Given instruction: Can you retype every record below exactly as written?

Extracted records:
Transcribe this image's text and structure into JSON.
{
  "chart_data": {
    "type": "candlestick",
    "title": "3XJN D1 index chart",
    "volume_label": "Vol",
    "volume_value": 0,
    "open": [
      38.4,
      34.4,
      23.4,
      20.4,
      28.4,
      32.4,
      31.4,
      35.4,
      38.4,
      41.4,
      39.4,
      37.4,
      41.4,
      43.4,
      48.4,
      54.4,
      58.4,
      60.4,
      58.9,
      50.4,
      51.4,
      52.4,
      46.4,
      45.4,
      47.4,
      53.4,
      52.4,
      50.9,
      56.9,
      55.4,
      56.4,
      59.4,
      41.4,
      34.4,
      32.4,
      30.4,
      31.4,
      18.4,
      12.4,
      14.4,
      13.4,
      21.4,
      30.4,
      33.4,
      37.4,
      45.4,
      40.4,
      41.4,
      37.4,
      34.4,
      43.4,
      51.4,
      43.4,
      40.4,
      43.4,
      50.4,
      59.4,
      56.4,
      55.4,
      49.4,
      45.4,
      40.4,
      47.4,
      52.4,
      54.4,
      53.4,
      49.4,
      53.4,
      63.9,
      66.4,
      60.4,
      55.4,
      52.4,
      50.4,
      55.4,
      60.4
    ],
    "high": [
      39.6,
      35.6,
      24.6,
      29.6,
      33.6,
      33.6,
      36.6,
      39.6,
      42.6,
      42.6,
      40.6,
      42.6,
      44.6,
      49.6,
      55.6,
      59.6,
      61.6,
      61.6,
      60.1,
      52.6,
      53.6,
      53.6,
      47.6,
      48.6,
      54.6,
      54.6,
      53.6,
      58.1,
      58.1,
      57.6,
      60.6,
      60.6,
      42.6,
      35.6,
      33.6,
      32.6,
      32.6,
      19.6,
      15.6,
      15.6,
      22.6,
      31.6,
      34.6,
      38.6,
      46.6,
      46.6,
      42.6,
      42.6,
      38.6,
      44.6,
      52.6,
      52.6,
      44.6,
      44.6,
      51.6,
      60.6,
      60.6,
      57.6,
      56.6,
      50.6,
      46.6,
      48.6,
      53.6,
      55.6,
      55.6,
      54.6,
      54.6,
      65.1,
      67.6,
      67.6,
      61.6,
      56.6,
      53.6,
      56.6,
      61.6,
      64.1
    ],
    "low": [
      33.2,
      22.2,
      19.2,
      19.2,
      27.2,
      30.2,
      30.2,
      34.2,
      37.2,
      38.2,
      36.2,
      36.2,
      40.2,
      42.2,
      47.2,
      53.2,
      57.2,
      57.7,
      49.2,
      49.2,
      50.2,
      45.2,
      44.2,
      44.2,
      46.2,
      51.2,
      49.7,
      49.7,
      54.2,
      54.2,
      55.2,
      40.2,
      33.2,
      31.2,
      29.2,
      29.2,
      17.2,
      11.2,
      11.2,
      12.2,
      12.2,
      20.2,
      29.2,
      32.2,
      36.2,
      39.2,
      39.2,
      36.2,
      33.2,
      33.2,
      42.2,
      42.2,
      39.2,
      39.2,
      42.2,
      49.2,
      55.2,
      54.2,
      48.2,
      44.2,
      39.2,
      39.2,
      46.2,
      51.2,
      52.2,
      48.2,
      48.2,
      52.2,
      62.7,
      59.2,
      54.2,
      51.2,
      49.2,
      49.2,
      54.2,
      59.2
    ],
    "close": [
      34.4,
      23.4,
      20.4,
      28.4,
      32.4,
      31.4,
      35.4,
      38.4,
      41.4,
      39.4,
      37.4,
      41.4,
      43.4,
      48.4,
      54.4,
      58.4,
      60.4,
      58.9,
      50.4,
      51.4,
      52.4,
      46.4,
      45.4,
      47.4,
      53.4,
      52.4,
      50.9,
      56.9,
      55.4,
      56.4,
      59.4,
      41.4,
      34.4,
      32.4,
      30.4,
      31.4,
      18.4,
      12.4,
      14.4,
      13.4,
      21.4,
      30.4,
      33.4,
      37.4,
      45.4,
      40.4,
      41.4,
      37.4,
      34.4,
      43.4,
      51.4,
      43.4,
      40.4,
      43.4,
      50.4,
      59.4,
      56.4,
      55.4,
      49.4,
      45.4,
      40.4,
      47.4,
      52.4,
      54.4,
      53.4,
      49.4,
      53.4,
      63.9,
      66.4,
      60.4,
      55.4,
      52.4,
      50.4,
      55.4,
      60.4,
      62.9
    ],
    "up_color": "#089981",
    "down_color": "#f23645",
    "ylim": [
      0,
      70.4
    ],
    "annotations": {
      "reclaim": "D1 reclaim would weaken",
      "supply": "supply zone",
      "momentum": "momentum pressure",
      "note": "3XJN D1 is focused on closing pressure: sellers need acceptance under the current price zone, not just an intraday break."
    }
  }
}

Task answer:
Transcribe this image's text and structure into JSON.
{
  "chart_data": {
    "type": "candlestick",
    "title": "3XJN D1 index chart",
    "volume_label": "Vol",
    "volume_value": 0,
    "open": [
      38.4,
      34.4,
      23.4,
      20.4,
      28.4,
      32.4,
      31.4,
      35.4,
      38.4,
      41.4,
      39.4,
      37.4,
      41.4,
      43.4,
      48.4,
      54.4,
      58.4,
      60.4,
      58.9,
      50.4,
      51.4,
      52.4,
      46.4,
      45.4,
      47.4,
      53.4,
      52.4,
      50.9,
      56.9,
      55.4,
      56.4,
      59.4,
      41.4,
      34.4,
      32.4,
      30.4,
      31.4,
      18.4,
      12.4,
      14.4,
      13.4,
      21.4,
      30.4,
      33.4,
      37.4,
      45.4,
      40.4,
      41.4,
      37.4,
      34.4,
      43.4,
      51.4,
      43.4,
      40.4,
      43.4,
      50.4,
      59.4,
      56.4,
      55.4,
      49.4,
      45.4,
      40.4,
      47.4,
      52.4,
      54.4,
      53.4,
      49.4,
      53.4,
      63.9,
      66.4,
      60.4,
      55.4,
      52.4,
      50.4,
      55.4,
      60.4
    ],
    "high": [
      39.6,
      35.6,
      24.6,
      29.6,
      33.6,
      33.6,
      36.6,
      39.6,
      42.6,
      42.6,
      40.6,
      42.6,
      44.6,
      49.6,
      55.6,
      59.6,
      61.6,
      61.6,
      60.1,
      52.6,
      53.6,
      53.6,
      47.6,
      48.6,
      54.6,
      54.6,
      53.6,
      58.1,
      58.1,
      57.6,
      60.6,
      60.6,
      42.6,
      35.6,
      33.6,
      32.6,
      32.6,
      19.6,
      15.6,
      15.6,
      22.6,
      31.6,
      34.6,
      38.6,
      46.6,
      46.6,
      42.6,
      42.6,
      38.6,
      44.6,
      52.6,
      52.6,
      44.6,
      44.6,
      51.6,
      60.6,
      60.6,
      57.6,
      56.6,
      50.6,
      46.6,
      48.6,
      53.6,
      55.6,
      55.6,
      54.6,
      54.6,
      65.1,
      67.6,
      67.6,
      61.6,
      56.6,
      53.6,
      56.6,
      61.6,
      64.1
    ],
    "low": [
      33.2,
      22.2,
      19.2,
      19.2,
      27.2,
      30.2,
      30.2,
      34.2,
      37.2,
      38.2,
      36.2,
      36.2,
      40.2,
      42.2,
      47.2,
      53.2,
      57.2,
      57.7,
      49.2,
      49.2,
      50.2,
      45.2,
      44.2,
      44.2,
      46.2,
      51.2,
      49.7,
      49.7,
      54.2,
      54.2,
      55.2,
      40.2,
      33.2,
      31.2,
      29.2,
      29.2,
      17.2,
      11.2,
      11.2,
      12.2,
      12.2,
      20.2,
      29.2,
      32.2,
      36.2,
      39.2,
      39.2,
      36.2,
      33.2,
      33.2,
      42.2,
      42.2,
      39.2,
      39.2,
      42.2,
      49.2,
      55.2,
      54.2,
      48.2,
      44.2,
      39.2,
      39.2,
      46.2,
      51.2,
      52.2,
      48.2,
      48.2,
      52.2,
      62.7,
      59.2,
      54.2,
      51.2,
      49.2,
      49.2,
      54.2,
      59.2
    ],
    "close": [
      34.4,
      23.4,
      20.4,
      28.4,
      32.4,
      31.4,
      35.4,
      38.4,
      41.4,
      39.4,
      37.4,
      41.4,
      43.4,
      48.4,
      54.4,
      58.4,
      60.4,
      58.9,
      50.4,
      51.4,
      52.4,
      46.4,
      45.4,
      47.4,
      53.4,
      52.4,
      50.9,
      56.9,
      55.4,
      56.4,
      59.4,
      41.4,
      34.4,
      32.4,
      30.4,
      31.4,
      18.4,
      12.4,
      14.4,
      13.4,
      21.4,
      30.4,
      33.4,
      37.4,
      45.4,
      40.4,
      41.4,
      37.4,
      34.4,
      43.4,
      51.4,
      43.4,
      40.4,
      43.4,
      50.4,
      59.4,
      56.4,
      55.4,
      49.4,
      45.4,
      40.4,
      47.4,
      52.4,
      54.4,
      53.4,
      49.4,
      53.4,
      63.9,
      66.4,
      60.4,
      55.4,
      52.4,
      50.4,
      55.4,
      60.4,
      62.9
    ],
    "up_color": "#089981",
    "down_color": "#f23645",
    "ylim": [
      0,
      70.4
    ],
    "annotations": {
      "reclaim": "D1 reclaim would weaken",
      "supply": "supply zone",
      "momentum": "momentum pressure",
      "note": "3XJN D1 is focused on closing pressure: sellers need acceptance under the current price zone, not just an intraday break."
    }
  }
}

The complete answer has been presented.